Search the records for "datetime". Copy every line where it appears.

START Excerpted data

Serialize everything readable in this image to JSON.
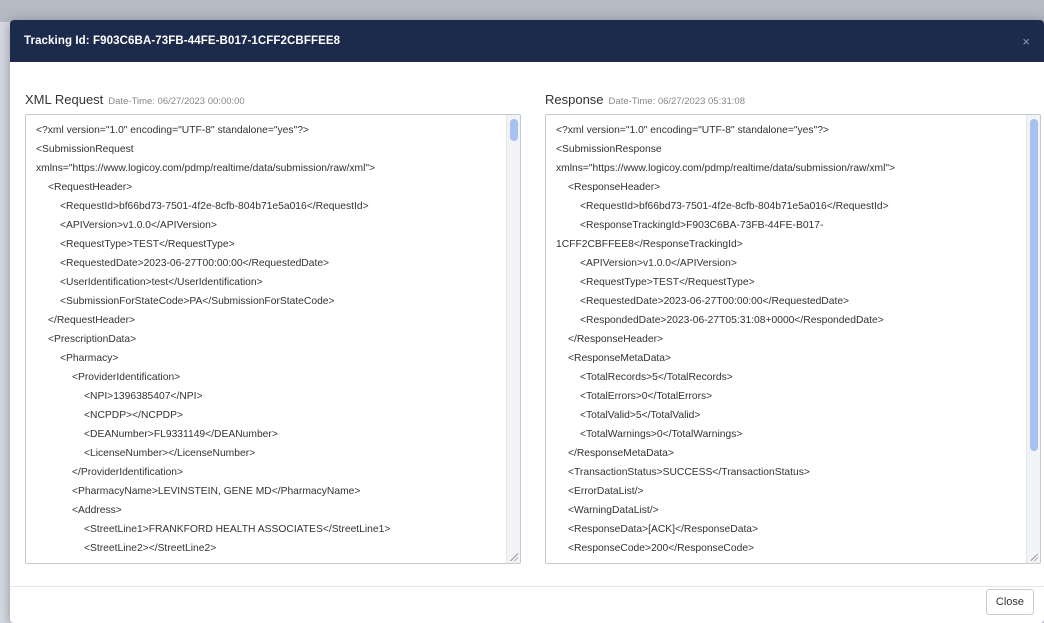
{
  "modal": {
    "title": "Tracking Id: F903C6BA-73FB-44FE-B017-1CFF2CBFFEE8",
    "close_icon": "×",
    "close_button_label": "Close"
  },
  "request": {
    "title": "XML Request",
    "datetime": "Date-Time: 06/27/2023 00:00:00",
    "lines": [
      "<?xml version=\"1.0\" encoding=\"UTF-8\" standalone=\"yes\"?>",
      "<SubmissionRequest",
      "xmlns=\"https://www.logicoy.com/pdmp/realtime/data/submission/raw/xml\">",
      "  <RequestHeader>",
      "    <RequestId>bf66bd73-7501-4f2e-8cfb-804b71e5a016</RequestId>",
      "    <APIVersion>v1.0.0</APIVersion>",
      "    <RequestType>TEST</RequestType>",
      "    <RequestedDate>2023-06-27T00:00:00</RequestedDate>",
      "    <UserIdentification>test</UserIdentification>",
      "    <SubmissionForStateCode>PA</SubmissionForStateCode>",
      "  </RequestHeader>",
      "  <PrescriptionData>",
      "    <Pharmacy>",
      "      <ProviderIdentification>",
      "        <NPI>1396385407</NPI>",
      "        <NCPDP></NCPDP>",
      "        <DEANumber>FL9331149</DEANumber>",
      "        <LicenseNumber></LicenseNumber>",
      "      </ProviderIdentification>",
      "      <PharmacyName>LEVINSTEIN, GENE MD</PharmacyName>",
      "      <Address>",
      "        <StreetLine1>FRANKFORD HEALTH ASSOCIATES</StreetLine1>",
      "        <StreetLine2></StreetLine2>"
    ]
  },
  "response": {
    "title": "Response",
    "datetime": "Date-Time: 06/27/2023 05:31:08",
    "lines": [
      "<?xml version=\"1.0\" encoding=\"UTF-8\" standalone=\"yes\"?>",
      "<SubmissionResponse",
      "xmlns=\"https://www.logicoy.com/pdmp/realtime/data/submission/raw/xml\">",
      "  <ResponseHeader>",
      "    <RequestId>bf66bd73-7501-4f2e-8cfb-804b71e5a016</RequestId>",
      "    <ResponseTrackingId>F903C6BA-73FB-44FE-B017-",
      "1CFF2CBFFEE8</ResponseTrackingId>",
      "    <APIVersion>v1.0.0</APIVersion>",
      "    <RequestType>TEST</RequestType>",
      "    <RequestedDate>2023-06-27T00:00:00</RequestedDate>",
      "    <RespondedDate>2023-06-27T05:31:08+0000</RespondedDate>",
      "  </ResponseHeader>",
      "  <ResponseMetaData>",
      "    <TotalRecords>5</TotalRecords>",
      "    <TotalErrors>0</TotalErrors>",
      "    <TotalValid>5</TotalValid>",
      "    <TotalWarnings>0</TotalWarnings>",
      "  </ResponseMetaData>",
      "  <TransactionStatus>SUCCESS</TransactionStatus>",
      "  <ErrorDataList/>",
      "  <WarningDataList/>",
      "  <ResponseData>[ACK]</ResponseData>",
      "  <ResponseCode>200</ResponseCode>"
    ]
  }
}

END Excerpted data

- **Response to the exercise**
    "datetime": "Date-Time: 06/27/2023 00:00:00",
    "datetime": "Date-Time: 06/27/2023 05:31:08",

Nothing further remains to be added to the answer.